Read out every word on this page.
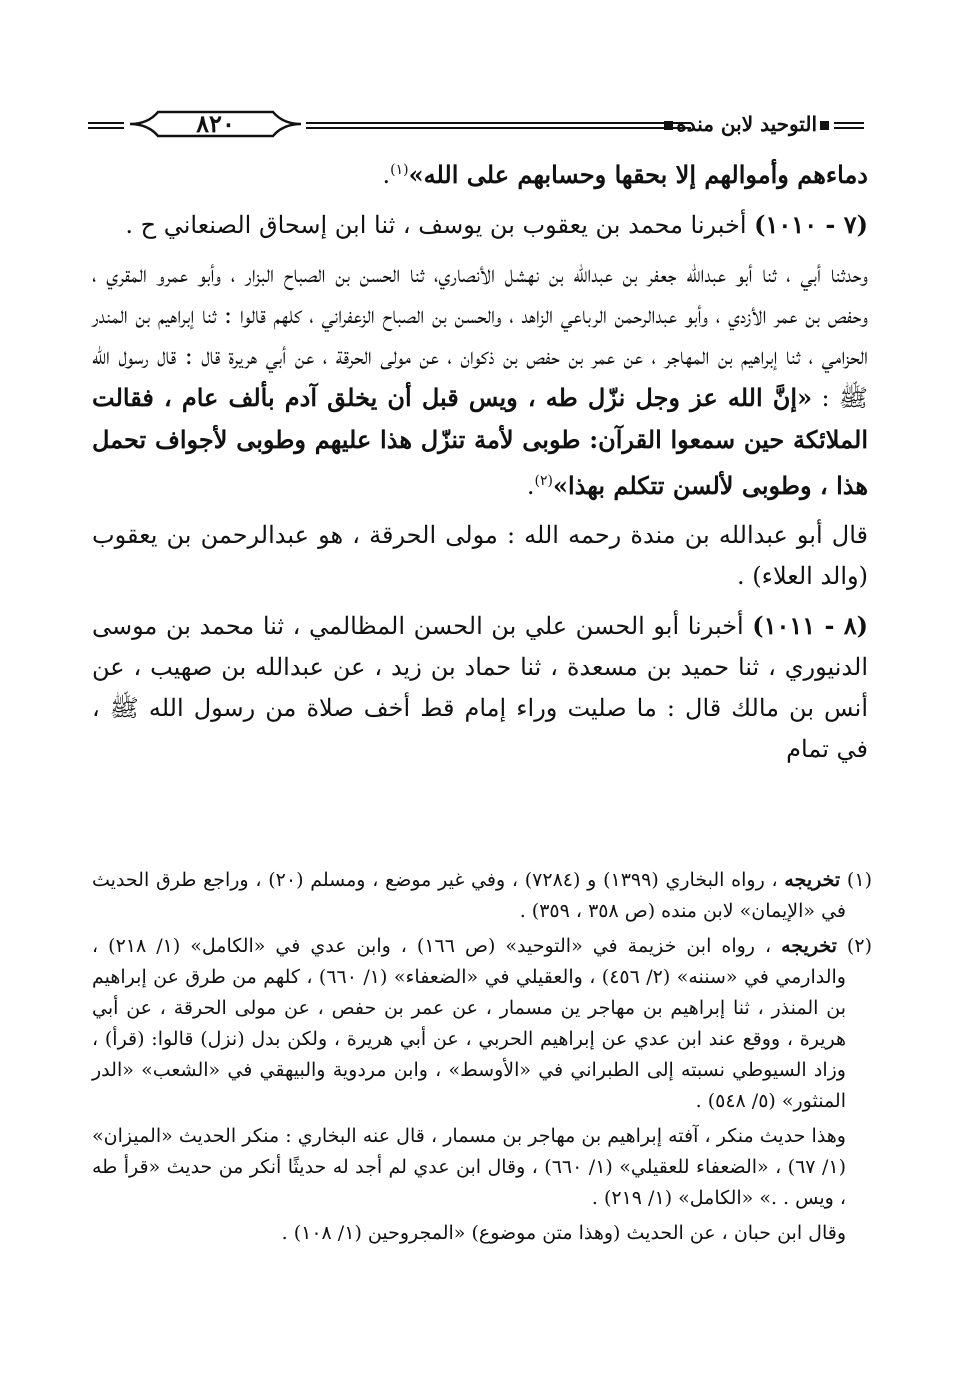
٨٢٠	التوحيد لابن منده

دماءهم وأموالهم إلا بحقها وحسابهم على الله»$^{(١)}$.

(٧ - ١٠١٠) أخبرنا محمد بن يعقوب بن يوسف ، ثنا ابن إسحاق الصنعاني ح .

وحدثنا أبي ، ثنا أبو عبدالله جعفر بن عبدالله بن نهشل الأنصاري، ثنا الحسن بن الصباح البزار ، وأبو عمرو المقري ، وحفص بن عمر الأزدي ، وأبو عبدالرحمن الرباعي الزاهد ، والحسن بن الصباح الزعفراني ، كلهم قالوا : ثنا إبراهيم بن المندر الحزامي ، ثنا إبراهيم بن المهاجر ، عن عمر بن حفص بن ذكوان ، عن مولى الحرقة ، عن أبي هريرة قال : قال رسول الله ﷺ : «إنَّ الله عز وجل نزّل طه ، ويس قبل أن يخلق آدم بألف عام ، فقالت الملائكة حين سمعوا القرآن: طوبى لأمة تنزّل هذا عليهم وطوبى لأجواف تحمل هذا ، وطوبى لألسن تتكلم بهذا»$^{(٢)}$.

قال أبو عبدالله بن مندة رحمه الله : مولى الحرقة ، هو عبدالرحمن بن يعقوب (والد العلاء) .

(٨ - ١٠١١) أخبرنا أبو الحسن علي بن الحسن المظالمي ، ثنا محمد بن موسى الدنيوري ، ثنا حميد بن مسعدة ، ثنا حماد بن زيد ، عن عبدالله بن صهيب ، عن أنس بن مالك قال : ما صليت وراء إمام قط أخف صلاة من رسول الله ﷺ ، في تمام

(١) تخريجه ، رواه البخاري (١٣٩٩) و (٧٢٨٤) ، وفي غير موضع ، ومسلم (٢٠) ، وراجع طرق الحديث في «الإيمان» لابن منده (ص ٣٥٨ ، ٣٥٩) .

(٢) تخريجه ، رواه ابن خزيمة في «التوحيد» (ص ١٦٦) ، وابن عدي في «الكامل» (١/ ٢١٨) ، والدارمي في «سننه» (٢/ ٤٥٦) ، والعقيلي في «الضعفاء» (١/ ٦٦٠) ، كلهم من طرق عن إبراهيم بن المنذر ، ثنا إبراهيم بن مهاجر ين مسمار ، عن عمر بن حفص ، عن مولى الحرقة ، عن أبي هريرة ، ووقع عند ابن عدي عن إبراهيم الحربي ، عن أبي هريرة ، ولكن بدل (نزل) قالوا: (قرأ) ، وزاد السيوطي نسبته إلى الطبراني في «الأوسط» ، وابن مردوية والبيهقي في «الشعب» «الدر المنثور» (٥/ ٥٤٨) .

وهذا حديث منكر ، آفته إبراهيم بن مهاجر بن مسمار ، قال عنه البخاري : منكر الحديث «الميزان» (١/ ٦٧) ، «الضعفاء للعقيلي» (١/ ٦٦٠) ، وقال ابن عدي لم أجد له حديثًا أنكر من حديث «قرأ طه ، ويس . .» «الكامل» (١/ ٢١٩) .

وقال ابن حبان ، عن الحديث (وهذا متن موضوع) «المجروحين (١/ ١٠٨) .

Task instructions → Copy every line above word for word and exclude the pictures.

Correct output →
Read out every word on this page.
٨٢٠	التوحيد لابن منده

دماءهم وأموالهم إلا بحقها وحسابهم على الله»$^{(١)}$.

(٧ - ١٠١٠) أخبرنا محمد بن يعقوب بن يوسف ، ثنا ابن إسحاق الصنعاني ح .

وحدثنا أبي ، ثنا أبو عبدالله جعفر بن عبدالله بن نهشل الأنصاري، ثنا الحسن بن الصباح البزار ، وأبو عمرو المقري ، وحفص بن عمر الأزدي ، وأبو عبدالرحمن الرباعي الزاهد ، والحسن بن الصباح الزعفراني ، كلهم قالوا : ثنا إبراهيم بن المندر الحزامي ، ثنا إبراهيم بن المهاجر ، عن عمر بن حفص بن ذكوان ، عن مولى الحرقة ، عن أبي هريرة قال : قال رسول الله ﷺ : «إنَّ الله عز وجل نزّل طه ، ويس قبل أن يخلق آدم بألف عام ، فقالت الملائكة حين سمعوا القرآن: طوبى لأمة تنزّل هذا عليهم وطوبى لأجواف تحمل هذا ، وطوبى لألسن تتكلم بهذا»$^{(٢)}$.

قال أبو عبدالله بن مندة رحمه الله : مولى الحرقة ، هو عبدالرحمن بن يعقوب (والد العلاء) .

(٨ - ١٠١١) أخبرنا أبو الحسن علي بن الحسن المظالمي ، ثنا محمد بن موسى الدنيوري ، ثنا حميد بن مسعدة ، ثنا حماد بن زيد ، عن عبدالله بن صهيب ، عن أنس بن مالك قال : ما صليت وراء إمام قط أخف صلاة من رسول الله ﷺ ، في تمام

(١) تخريجه ، رواه البخاري (١٣٩٩) و (٧٢٨٤) ، وفي غير موضع ، ومسلم (٢٠) ، وراجع طرق الحديث في «الإيمان» لابن منده (ص ٣٥٨ ، ٣٥٩) .

(٢) تخريجه ، رواه ابن خزيمة في «التوحيد» (ص ١٦٦) ، وابن عدي في «الكامل» (١/ ٢١٨) ، والدارمي في «سننه» (٢/ ٤٥٦) ، والعقيلي في «الضعفاء» (١/ ٦٦٠) ، كلهم من طرق عن إبراهيم بن المنذر ، ثنا إبراهيم بن مهاجر ين مسمار ، عن عمر بن حفص ، عن مولى الحرقة ، عن أبي هريرة ، ووقع عند ابن عدي عن إبراهيم الحربي ، عن أبي هريرة ، ولكن بدل (نزل) قالوا: (قرأ) ، وزاد السيوطي نسبته إلى الطبراني في «الأوسط» ، وابن مردوية والبيهقي في «الشعب» «الدر المنثور» (٥/ ٥٤٨) .

وهذا حديث منكر ، آفته إبراهيم بن مهاجر بن مسمار ، قال عنه البخاري : منكر الحديث «الميزان» (١/ ٦٧) ، «الضعفاء للعقيلي» (١/ ٦٦٠) ، وقال ابن عدي لم أجد له حديثًا أنكر من حديث «قرأ طه ، ويس . .» «الكامل» (١/ ٢١٩) .

وقال ابن حبان ، عن الحديث (وهذا متن موضوع) «المجروحين (١/ ١٠٨) .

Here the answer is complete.